[Data listing]
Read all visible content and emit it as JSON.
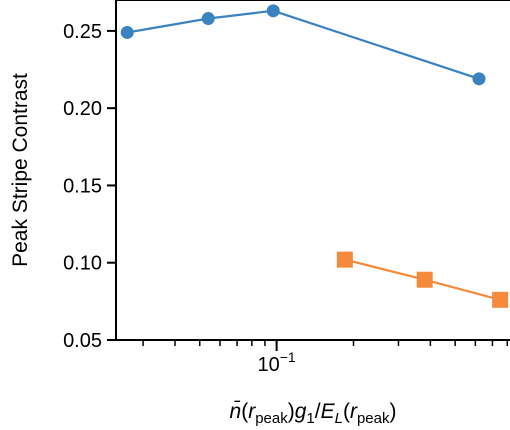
{
  "chart_data": {
    "type": "line",
    "x_scale": "log",
    "xlim": [
      0.0235,
      0.82
    ],
    "ylim": [
      0.05,
      0.27
    ],
    "grid": false,
    "ylabel": "Peak Stripe Contrast",
    "xlabel_parts": {
      "nbar": "n̄",
      "r": "r",
      "peak": "peak",
      "g": "g",
      "one": "1",
      "slash": "/",
      "E": "E",
      "L": "L",
      "lparen": "(",
      "rparen": ")"
    },
    "yticks": [
      0.05,
      0.1,
      0.15,
      0.2,
      0.25
    ],
    "ytick_labels": [
      "0.05",
      "0.10",
      "0.15",
      "0.20",
      "0.25"
    ],
    "xticks_major": [
      0.1
    ],
    "xtick_labels": {
      "base": "10",
      "exp": "−1"
    },
    "xticks_minor": [
      0.03,
      0.04,
      0.05,
      0.06,
      0.07,
      0.08,
      0.09,
      0.2,
      0.3,
      0.4,
      0.5,
      0.6,
      0.7,
      0.8
    ],
    "series": [
      {
        "color": "#3b82c0",
        "marker": "circle",
        "x": [
          0.026,
          0.054,
          0.097,
          0.62
        ],
        "y": [
          0.249,
          0.258,
          0.263,
          0.219
        ]
      },
      {
        "color": "#f58a3c",
        "marker": "square",
        "x": [
          0.185,
          0.38,
          0.75
        ],
        "y": [
          0.102,
          0.089,
          0.076
        ]
      }
    ]
  }
}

▶ _The task_
Write every record out again exactly; no pictures belong in the copy.

▶ _Result_
Read all visible content and emit it as JSON.
{
  "chart_data": {
    "type": "line",
    "x_scale": "log",
    "xlim": [
      0.0235,
      0.82
    ],
    "ylim": [
      0.05,
      0.27
    ],
    "grid": false,
    "ylabel": "Peak Stripe Contrast",
    "xlabel_parts": {
      "nbar": "n̄",
      "r": "r",
      "peak": "peak",
      "g": "g",
      "one": "1",
      "slash": "/",
      "E": "E",
      "L": "L",
      "lparen": "(",
      "rparen": ")"
    },
    "yticks": [
      0.05,
      0.1,
      0.15,
      0.2,
      0.25
    ],
    "ytick_labels": [
      "0.05",
      "0.10",
      "0.15",
      "0.20",
      "0.25"
    ],
    "xticks_major": [
      0.1
    ],
    "xtick_labels": {
      "base": "10",
      "exp": "−1"
    },
    "xticks_minor": [
      0.03,
      0.04,
      0.05,
      0.06,
      0.07,
      0.08,
      0.09,
      0.2,
      0.3,
      0.4,
      0.5,
      0.6,
      0.7,
      0.8
    ],
    "series": [
      {
        "color": "#3b82c0",
        "marker": "circle",
        "x": [
          0.026,
          0.054,
          0.097,
          0.62
        ],
        "y": [
          0.249,
          0.258,
          0.263,
          0.219
        ]
      },
      {
        "color": "#f58a3c",
        "marker": "square",
        "x": [
          0.185,
          0.38,
          0.75
        ],
        "y": [
          0.102,
          0.089,
          0.076
        ]
      }
    ]
  }
}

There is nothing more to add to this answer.